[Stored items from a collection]
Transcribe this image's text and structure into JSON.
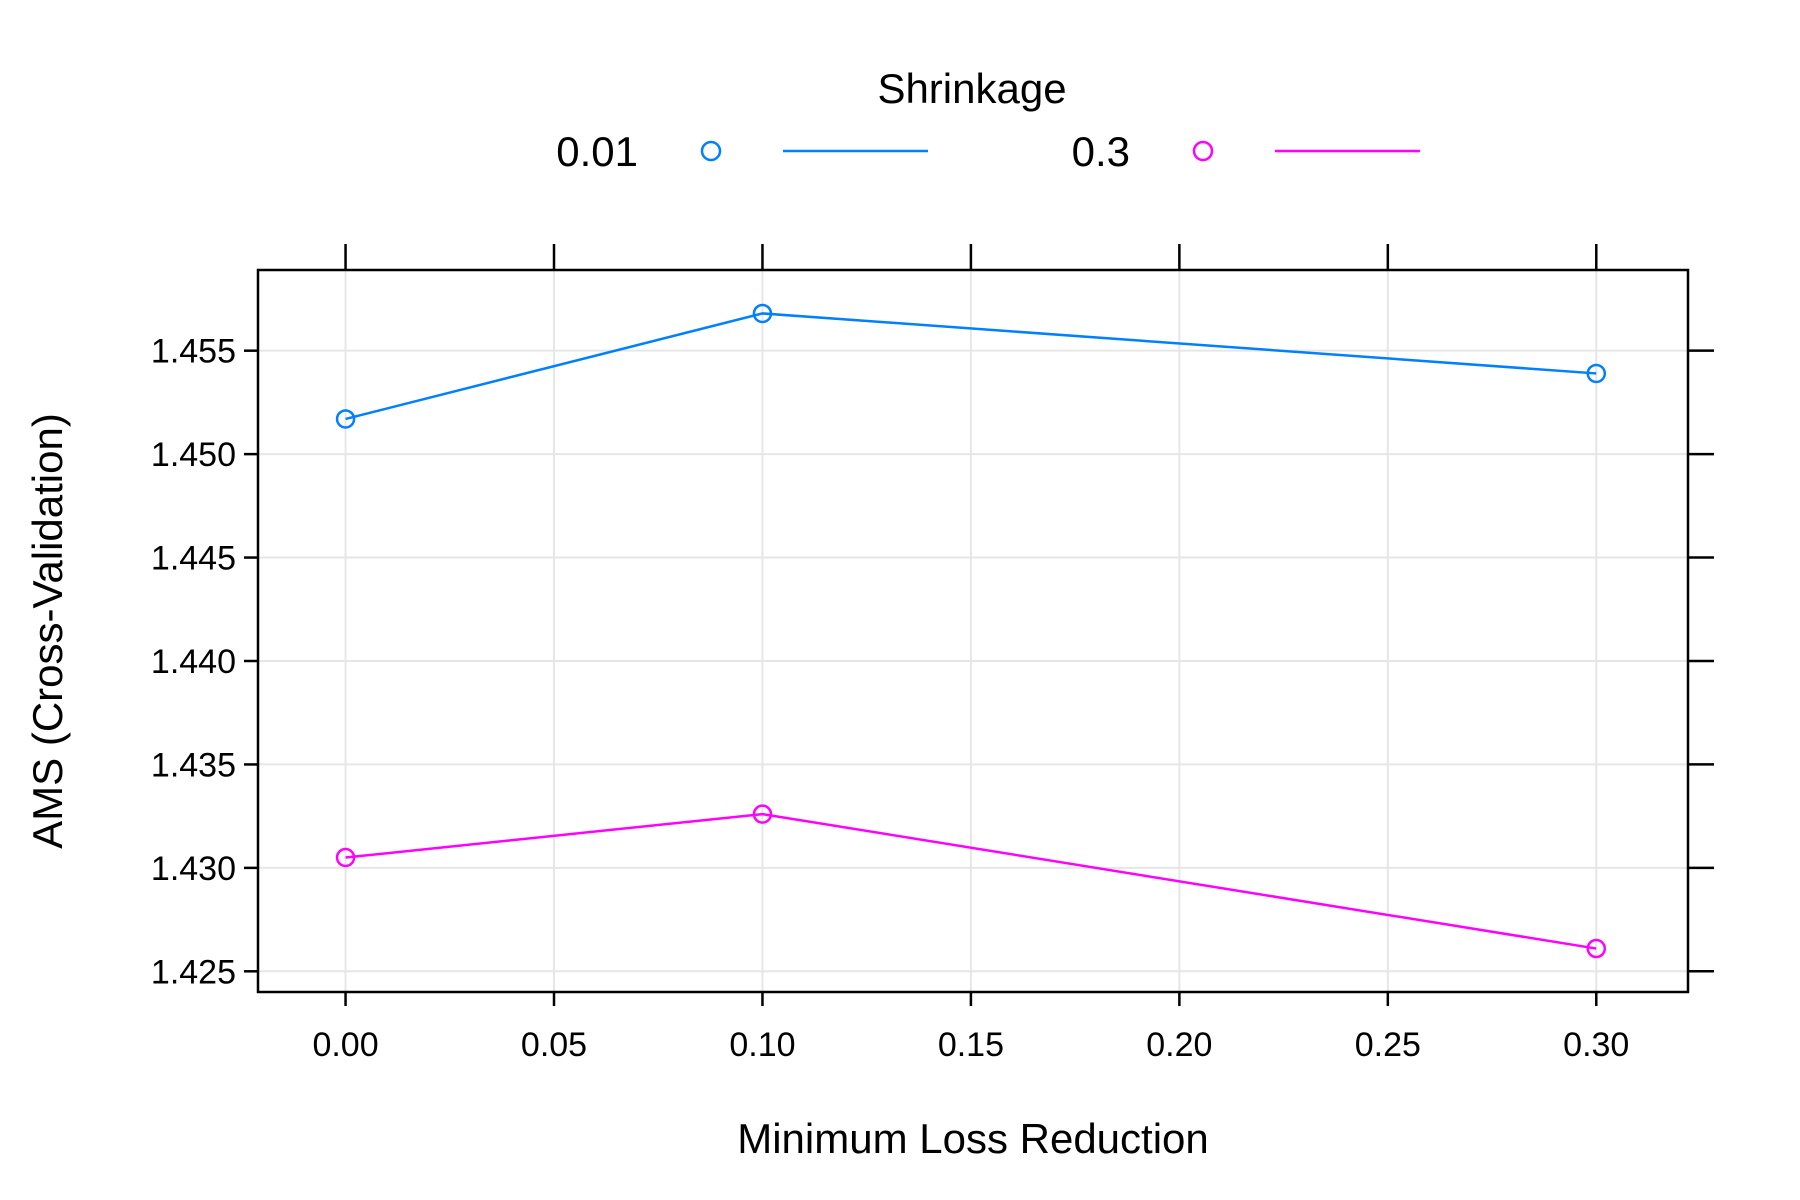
{
  "chart_data": {
    "type": "line",
    "xlabel": "Minimum Loss Reduction",
    "ylabel": "AMS (Cross-Validation)",
    "legend_title": "Shrinkage",
    "legend_position": "top",
    "grid": true,
    "x": [
      0.0,
      0.1,
      0.3
    ],
    "xticks": [
      "0.00",
      "0.05",
      "0.10",
      "0.15",
      "0.20",
      "0.25",
      "0.30"
    ],
    "xtick_values": [
      0.0,
      0.05,
      0.1,
      0.15,
      0.2,
      0.25,
      0.3
    ],
    "yticks": [
      "1.425",
      "1.430",
      "1.435",
      "1.440",
      "1.445",
      "1.450",
      "1.455"
    ],
    "ytick_values": [
      1.425,
      1.43,
      1.435,
      1.44,
      1.445,
      1.45,
      1.455
    ],
    "xlim": [
      -0.021,
      0.322
    ],
    "ylim": [
      1.424,
      1.4589
    ],
    "series": [
      {
        "name": "0.01",
        "color": "#0080ff",
        "marker": "circle",
        "values": [
          1.4517,
          1.4568,
          1.4539
        ]
      },
      {
        "name": "0.3",
        "color": "#ff00ff",
        "marker": "circle",
        "values": [
          1.4305,
          1.4326,
          1.4261
        ]
      }
    ]
  }
}
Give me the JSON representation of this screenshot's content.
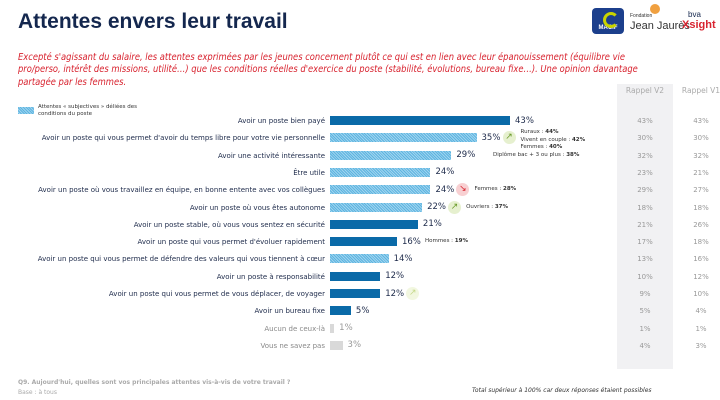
{
  "title": "Attentes envers leur travail",
  "subtitle": "Excepté s'agissant du salaire, les attentes exprimées par les jeunes concernent plutôt ce qui est en lien avec leur épanouissement (équilibre vie pro/perso, intérêt des missions, utilité…) que les conditions réelles d'exercice du poste (stabilité, évolutions, bureau fixe…). Une opinion davantage partagée par les femmes.",
  "logos": [
    "MACIF",
    "Fondation Jean Jaurès",
    "bva Xsight"
  ],
  "colors": {
    "solid": "#0a6aa8",
    "pattern": "#5db4e0",
    "none": "#d9d9d9",
    "up": "#6a9a2a",
    "down": "#d8232f"
  },
  "chart_data": {
    "type": "bar",
    "orientation": "horizontal",
    "legend": {
      "label": "Attentes « subjectives » déliées des conditions du poste",
      "placement": "top-left"
    },
    "columns": [
      "Rappel V2",
      "Rappel V1"
    ],
    "rows": [
      {
        "label": "Avoir un poste bien payé",
        "value": 43,
        "display": "43%",
        "subjective": false,
        "v2": "43%",
        "v1": "43%"
      },
      {
        "label": "Avoir un poste qui vous permet d'avoir du temps libre pour votre vie personnelle",
        "value": 35,
        "display": "35%",
        "subjective": true,
        "v2": "30%",
        "v1": "30%",
        "trend": "up",
        "notes": [
          [
            "Ruraux : ",
            "44%"
          ],
          [
            "Vivent en couple : ",
            "42%"
          ],
          [
            "Femmes : ",
            "40%"
          ]
        ]
      },
      {
        "label": "Avoir une activité intéressante",
        "value": 29,
        "display": "29%",
        "subjective": true,
        "v2": "32%",
        "v1": "32%",
        "notes": [
          [
            "Diplôme bac + 3 ou plus : ",
            "38%"
          ]
        ]
      },
      {
        "label": "Être utile",
        "value": 24,
        "display": "24%",
        "subjective": true,
        "v2": "23%",
        "v1": "21%"
      },
      {
        "label": "Avoir un poste où vous travaillez en équipe, en bonne entente avec vos collègues",
        "value": 24,
        "display": "24%",
        "subjective": true,
        "v2": "29%",
        "v1": "27%",
        "trend": "down",
        "notes": [
          [
            "Femmes : ",
            "28%"
          ]
        ]
      },
      {
        "label": "Avoir un poste où vous êtes autonome",
        "value": 22,
        "display": "22%",
        "subjective": true,
        "v2": "18%",
        "v1": "18%",
        "trend": "up",
        "notes": [
          [
            "Ouvriers : ",
            "37%"
          ]
        ]
      },
      {
        "label": "Avoir un poste stable, où vous vous sentez en sécurité",
        "value": 21,
        "display": "21%",
        "subjective": false,
        "v2": "21%",
        "v1": "26%"
      },
      {
        "label": "Avoir un poste qui vous permet d'évoluer rapidement",
        "value": 16,
        "display": "16%",
        "subjective": false,
        "v2": "17%",
        "v1": "18%",
        "notes": [
          [
            "Hommes : ",
            "19%"
          ]
        ]
      },
      {
        "label": "Avoir un poste qui vous permet de défendre des valeurs qui vous tiennent à cœur",
        "value": 14,
        "display": "14%",
        "subjective": true,
        "v2": "13%",
        "v1": "16%"
      },
      {
        "label": "Avoir un poste à responsabilité",
        "value": 12,
        "display": "12%",
        "subjective": false,
        "v2": "10%",
        "v1": "12%"
      },
      {
        "label": "Avoir un poste qui vous permet de vous déplacer, de voyager",
        "value": 12,
        "display": "12%",
        "subjective": false,
        "v2": "9%",
        "v1": "10%",
        "trend": "up-faint"
      },
      {
        "label": "Avoir un bureau fixe",
        "value": 5,
        "display": "5%",
        "subjective": false,
        "v2": "5%",
        "v1": "4%"
      },
      {
        "label": "Aucun de ceux-là",
        "value": 1,
        "display": "1%",
        "subjective": false,
        "grey": true,
        "v2": "1%",
        "v1": "1%"
      },
      {
        "label": "Vous ne savez pas",
        "value": 3,
        "display": "3%",
        "subjective": false,
        "grey": true,
        "v2": "4%",
        "v1": "3%"
      }
    ],
    "xlim": [
      0,
      43
    ]
  },
  "footer": {
    "question": "Q9. Aujourd'hui, quelles sont vos principales attentes vis-à-vis de votre travail ?",
    "base": "Base : à tous",
    "note": "Total supérieur à 100% car deux réponses étaient possibles"
  }
}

Goal | Pull every line containing the word "avec" out of the material.

Final answer |
  "subtitle": "Excepté s'agissant du salaire, les attentes exprimées par les jeunes concernent plutôt ce qui est en lien avec leur épanouissement (équilibre vie pro/perso, intérêt des missions, utilité…) que les conditions réelles d'exercice du poste (stabilité, évolutions, bureau fixe…). Une opinion davantage partagée par les femmes.",
        "label": "Avoir un poste où vous travaillez en équipe, en bonne entente avec vos collègues",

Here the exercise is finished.